### [CONSIGNES]
a - Recopiez à l'identique, dans le texte sur Chloe Wise, le passage qui va de « Cela fait quelques » jusqu'à « une digital native. ».
b - Poursuivez le texte sur Chloe Wise à partir de sa dernière phrase.

### [EXTRAIT CITÉ]
◇ ◇ ◇ ◇

Elle agite les foires d’art contemporain internationales grâce à ses détournements de symboles religieux ou capitalistes et la mise en abyme inédite de son art, de son personnage et des réseaux sociaux. La Canadienne Chloe Wise interroge le rôle de l’artiste dans la société et réinvente la façon de consommer l’art.
Des sculptures de bagels ornés d’un sigle « LV », ou des nuggets huileux ; des auto-portraits à la peinture à l’huile à mi-chemin entre Instagram et Le déjeuner sur l’herbe de Manet. Chloe Wise, artiste canadienne résidant à New York, manie l’autodérision et sa propre image de façon lucide et engagée. En jouant avec la culture folklorique juive, la société de consommation et l’éternel féminin, elle crée un portrait d’époque complexe qui questionne les frontières habituelles : elle ennoblit des champs dits « populaires » en les rapprochant de pratiques classiques, elle mêle fausses vidéos de télé-achats, Instastories et arts plastiques traditionnels. Elle se montre sous tous angles : flatteurs, hilarants, troublants, et en fait même l’objet d’un livre éponyme paru en 2016. Aujourd’hui, elle revient sur le poids que peut jouer le détournement de sa propre image dans une société en plein chamboulement.
Cela fait quelques temps que je m’interroge sur le poids politique de mes œuvres, tout particulièrement depuis les dernières élections américaines. Mon travail existe à travers une multitude de supports : au fil de mes tableaux, de mes sculptures, de mes vidéos, mais aussi à travers l’utilisation que je fais des réseaux sociaux. Ces derniers sont devenus indissociables de mon processus créatif, car je suis bel et bien ce qu’on appelle une digital native.
Quant à la technologie de façon plus large, elle occupe une place plurielle dans ma pensée : c’est un lieu d’accès à l’information, de médiation, mais aussi de documentation de mes pièces, et de création à part entière.
C’est dans cette pluralité que surgit la question des frontières : où tracer la démarcation entre mon travail et sa documentation ? Entre le personnage que j’ai créé de moi-même, et qui je suis vraiment ? Entre ce que je montre en ligne et qui je suis hors-ligne ? Aujourd’hui, ces frontières sont plus troubles que jamais, et c’est bien pour ça qu’elles en deviennent particulièrement fascinantes.
Dans un premier temps, mon utilisation des réseaux sociaux, ses liens ambigus à mon processus artistique et mes œuvre se font le miroir de l’évolution de la vie actuelle. Ma génération est à l’aise avec les outils digitaux.
Elle sait naviguer, trouver l’information, et se représenter à sa guise. Elle en sait plus que jamais sur le monde qui l’entoure, et tout autant sur elle-même.
Chaque jour, nous partageons sur les réseaux sociaux les plus infimes détails de nos vies ; ces images que nous produisons sont publiées librement sur nos fils publics, à côté d’évènements à envergure internationale, sans hiérarchie.
Cette rapidité et cette spontanéité sont également au cœur de ma création, même si « ça rentre par un écran et ça sort par un autre », pour ainsi dire.

◇ ◇ ◇ ◇

### [LIGNES DE DONNÉES]

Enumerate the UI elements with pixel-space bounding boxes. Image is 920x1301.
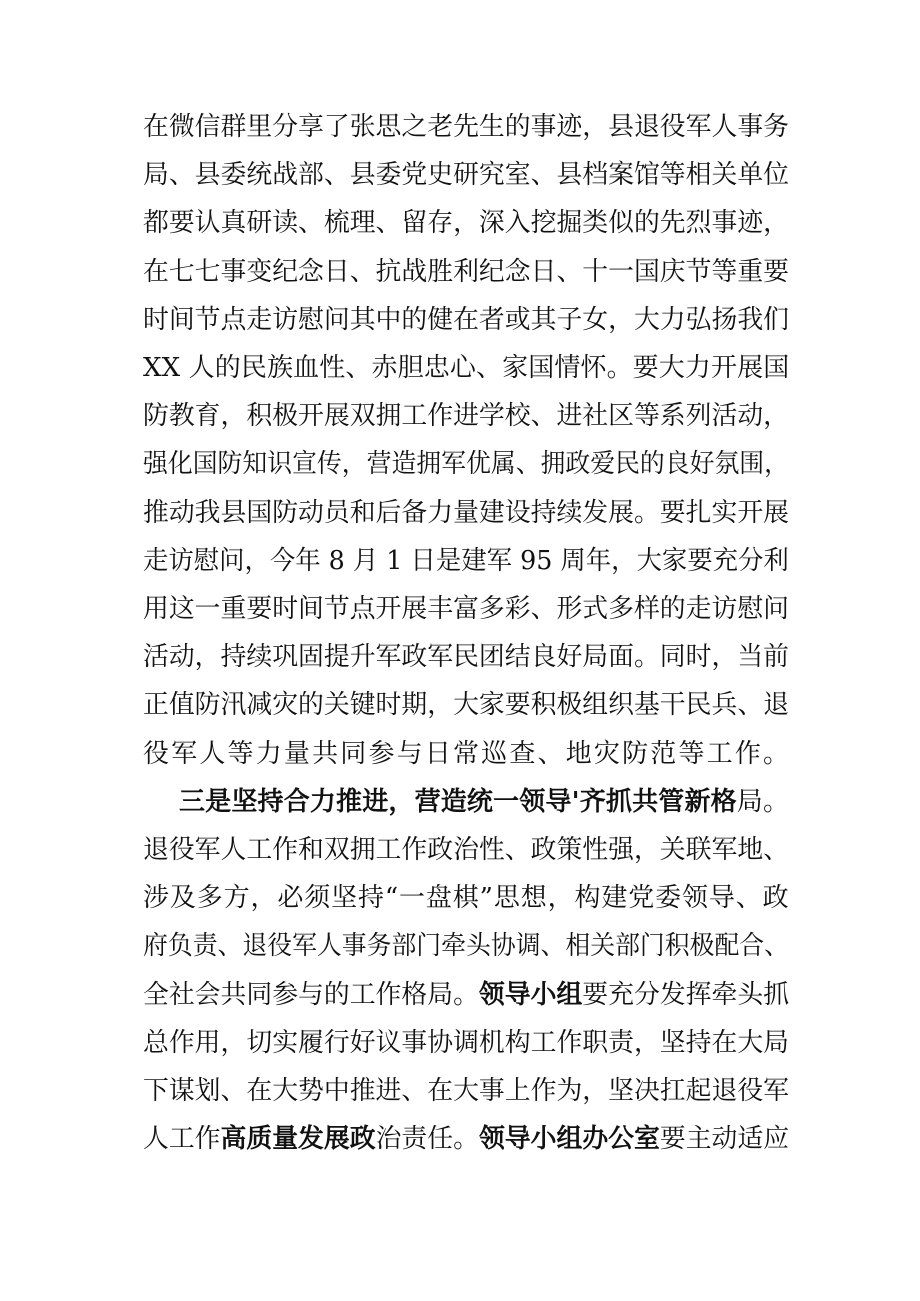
section-heading-line bbox=[179, 779, 789, 825]
text-segment: 活动，持续巩固提升军政军民团结良好局面。同时，当前 bbox=[143, 642, 790, 673]
text-line bbox=[143, 1020, 789, 1066]
text-segment: 退役军人工作和双拥工作政治性、政策性强，关联军地、 bbox=[143, 835, 790, 865]
text-line bbox=[143, 297, 789, 343]
text-segment: 时间节点走访慰问其中的健在者或其子女，大力弘扬我们 bbox=[143, 304, 790, 335]
text-line bbox=[143, 923, 789, 969]
text-segment: 在七七事变纪念日、抗战胜利纪念日、十一国庆节等重要 bbox=[143, 256, 790, 287]
bold-text-segment: 三是坚持合力推进，营造统一领导'齐抓共管新格 bbox=[179, 786, 737, 817]
text-line bbox=[143, 586, 789, 632]
text-segment: 人工作 bbox=[143, 1124, 221, 1155]
bold-text-segment: 高质量发展政 bbox=[220, 1124, 376, 1155]
bold-text-segment: 领导小组办公室 bbox=[478, 1124, 660, 1155]
text-line bbox=[143, 1068, 789, 1114]
text-line bbox=[143, 731, 791, 777]
text-line bbox=[143, 875, 789, 921]
text-segment: 总作用，切实履行好议事协调机构工作职责，坚持在大局 bbox=[143, 1027, 790, 1058]
text-line bbox=[143, 972, 789, 1018]
text-segment: 治责任。 bbox=[375, 1124, 479, 1155]
text-line bbox=[143, 538, 789, 584]
text-line bbox=[143, 200, 789, 246]
text-segment: 涉及多方，必须坚持“一盘棋”思想，构建党委领导、政 bbox=[143, 883, 790, 914]
text-line bbox=[143, 152, 789, 198]
text-line bbox=[143, 249, 789, 295]
text-segment: XX 人的民族血性、赤胆忠心、家国情怀。要大力开展国 bbox=[143, 353, 790, 383]
text-line bbox=[143, 393, 789, 439]
text-segment: 全社会共同参与的工作格局。 bbox=[143, 979, 479, 1010]
text-segment: 强化国防知识宣传，营造拥军优属、拥政爱民的良好氛围， bbox=[143, 449, 790, 480]
text-segment: 下谋划、在大势中推进、在大事上作为，坚决扛起退役军 bbox=[143, 1076, 790, 1106]
text-segment: 局。 bbox=[736, 786, 790, 817]
text-line bbox=[143, 104, 789, 150]
text-line bbox=[143, 441, 789, 487]
text-segment: 在微信群里分享了张思之老先生的事迹，县退役军人事务 bbox=[143, 112, 790, 142]
text-segment: 要主动适应 bbox=[659, 1124, 790, 1155]
text-line bbox=[143, 1116, 789, 1162]
text-segment: 用这一重要时间节点开展丰富多彩、形式多样的走访慰问 bbox=[143, 594, 790, 624]
text-line bbox=[143, 345, 789, 391]
text-segment: 推动我县国防动员和后备力量建设持续发展。要扎实开展 bbox=[143, 497, 790, 528]
text-line bbox=[143, 827, 789, 873]
text-segment: 都要认真研读、梳理、留存，深入挖掘类似的先烈事迹， bbox=[143, 208, 790, 239]
text-line bbox=[143, 490, 789, 536]
text-segment: 走访慰问，今年 8 月 1 日是建军 95 周年，大家要充分利 bbox=[143, 545, 789, 576]
bold-text-segment: 领导小组 bbox=[478, 979, 583, 1010]
text-segment: 役军人等力量共同参与日常巡查、地灾防范等工作。 bbox=[143, 738, 792, 769]
text-line bbox=[143, 634, 789, 680]
text-segment: 正值防汛减灾的关键时期，大家要积极组织基干民兵、退 bbox=[143, 690, 790, 721]
text-segment: 局、县委统战部、县委党史研究室、县档案馆等相关单位 bbox=[143, 160, 790, 191]
text-line bbox=[143, 682, 789, 728]
text-segment: 府负责、退役军人事务部门牵头协调、相关部门积极配合、 bbox=[143, 931, 790, 962]
text-segment: 要充分发挥牵头抓 bbox=[582, 979, 790, 1010]
text-segment: 防教育，积极开展双拥工作进学校、进社区等系列活动， bbox=[143, 401, 790, 432]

◇ ◇ ◇ ◇

### [RÉPONSES PAR CONSIGNE]
a -
Cela fait quelques temps que je m’interroge sur le poids politique de mes œuvres, tout particulièrement depuis les dernières élections américaines. Mon travail existe à travers une multitude de supports : au fil de mes tableaux, de mes sculptures, de mes vidéos, mais aussi à travers l’utilisation que je fais des réseaux sociaux. Ces derniers sont devenus indissociables de mon processus créatif, car je suis bel et bien ce qu’on appelle une digital native.

b -
Voilà pourquoi la définition d’une bordure claire entre moi, mon identité en tant qu’artiste, et celle que je montre en ligne, est à peu près impossible à définir. Il n’y a ni début ni fin à tous ces aspects de ma personne ; ni non plus dans mon travail ; ni entre la fin de l’œuvre et le début de sa médiatisation, de son existence, et de sa retranscription. Autrement dit, l’ acte créatif ne peut pas se ranger en strates propres et distinctes.
LE STUDIO DEVIENT GALERIE, L’INTÉRIEUR DEVIENT EXTÉRIEUR
Ces frontières brouillées se font évidentes dans ma pratique quotidienne de plasticienne. Mon studio est un lieu de production d’art, mais que je documente sans cesse, et qui est, en ce sens, devenu public.
N’ayant jamais connu de carrière sans réseaux sociaux, c’est toujours ainsi que j’ai entrevu les choses ; je n’ai jamais connu de temps où le studio était un espace clos et la galerie était son contraire, le seul lieu où dévoiler son travail publiquement.
Ainsi, mon studio est un espace démultiplié : j’y montre mes œuvres à différents stades d’évolution ; j’écoute, j’en discute et j’apprends des discussions, autant en ligne qu’hors-ligne. Ces voix me font évoluer en tant qu’humain, artiste, bricoleuse de trucs, plutôt que simplement créatrice d’une œuvre propre et finie, prête à être embarquée par le monde de l’art.
Cet envers du décor devenu apparent rend tout un processus transparent : j’identifie mes propres évolutions, mes moment de narcissismes, mes erreurs, mes faux pas, grâce à tous ces échanges.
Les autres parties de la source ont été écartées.